■ **YOUR TASK**
Every line below should be repeated exactly.

■ **RECORDS FOR THIS EXERCISE**
-- Begin --

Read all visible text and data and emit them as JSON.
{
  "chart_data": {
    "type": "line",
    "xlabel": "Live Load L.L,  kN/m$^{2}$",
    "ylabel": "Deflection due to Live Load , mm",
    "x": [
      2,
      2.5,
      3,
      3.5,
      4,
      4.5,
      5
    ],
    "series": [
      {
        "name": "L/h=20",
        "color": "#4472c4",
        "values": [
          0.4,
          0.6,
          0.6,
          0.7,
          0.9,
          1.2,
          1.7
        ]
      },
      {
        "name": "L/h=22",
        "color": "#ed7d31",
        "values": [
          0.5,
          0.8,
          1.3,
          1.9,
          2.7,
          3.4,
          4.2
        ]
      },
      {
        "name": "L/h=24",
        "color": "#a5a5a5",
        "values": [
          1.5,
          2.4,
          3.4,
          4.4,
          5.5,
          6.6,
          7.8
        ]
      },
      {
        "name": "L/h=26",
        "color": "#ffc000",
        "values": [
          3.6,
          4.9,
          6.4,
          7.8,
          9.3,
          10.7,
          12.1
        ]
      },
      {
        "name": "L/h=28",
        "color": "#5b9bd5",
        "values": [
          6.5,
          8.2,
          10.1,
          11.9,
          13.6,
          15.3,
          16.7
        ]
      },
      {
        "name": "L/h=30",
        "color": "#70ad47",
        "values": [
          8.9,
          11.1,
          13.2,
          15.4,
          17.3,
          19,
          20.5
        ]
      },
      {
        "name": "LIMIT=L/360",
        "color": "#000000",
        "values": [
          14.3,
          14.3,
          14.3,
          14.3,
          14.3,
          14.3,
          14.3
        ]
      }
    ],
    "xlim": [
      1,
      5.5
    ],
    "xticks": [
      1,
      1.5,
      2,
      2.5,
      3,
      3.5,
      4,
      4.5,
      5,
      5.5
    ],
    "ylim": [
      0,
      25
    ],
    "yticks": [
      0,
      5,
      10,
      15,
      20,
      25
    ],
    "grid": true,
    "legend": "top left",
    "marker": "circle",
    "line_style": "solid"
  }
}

-- End --

■ **THE COMPLETED TASK**
Read all visible text and data and emit them as JSON.
{
  "chart_data": {
    "type": "line",
    "xlabel": "Live Load L.L,  kN/m$^{2}$",
    "ylabel": "Deflection due to Live Load , mm",
    "x": [
      2,
      2.5,
      3,
      3.5,
      4,
      4.5,
      5
    ],
    "series": [
      {
        "name": "L/h=20",
        "color": "#4472c4",
        "values": [
          0.4,
          0.6,
          0.6,
          0.7,
          0.9,
          1.2,
          1.7
        ]
      },
      {
        "name": "L/h=22",
        "color": "#ed7d31",
        "values": [
          0.5,
          0.8,
          1.3,
          1.9,
          2.7,
          3.4,
          4.2
        ]
      },
      {
        "name": "L/h=24",
        "color": "#a5a5a5",
        "values": [
          1.5,
          2.4,
          3.4,
          4.4,
          5.5,
          6.6,
          7.8
        ]
      },
      {
        "name": "L/h=26",
        "color": "#ffc000",
        "values": [
          3.6,
          4.9,
          6.4,
          7.8,
          9.3,
          10.7,
          12.1
        ]
      },
      {
        "name": "L/h=28",
        "color": "#5b9bd5",
        "values": [
          6.5,
          8.2,
          10.1,
          11.9,
          13.6,
          15.3,
          16.7
        ]
      },
      {
        "name": "L/h=30",
        "color": "#70ad47",
        "values": [
          8.9,
          11.1,
          13.2,
          15.4,
          17.3,
          19,
          20.5
        ]
      },
      {
        "name": "LIMIT=L/360",
        "color": "#000000",
        "values": [
          14.3,
          14.3,
          14.3,
          14.3,
          14.3,
          14.3,
          14.3
        ]
      }
    ],
    "xlim": [
      1,
      5.5
    ],
    "xticks": [
      1,
      1.5,
      2,
      2.5,
      3,
      3.5,
      4,
      4.5,
      5,
      5.5
    ],
    "ylim": [
      0,
      25
    ],
    "yticks": [
      0,
      5,
      10,
      15,
      20,
      25
    ],
    "grid": true,
    "legend": "top left",
    "marker": "circle",
    "line_style": "solid"
  }
}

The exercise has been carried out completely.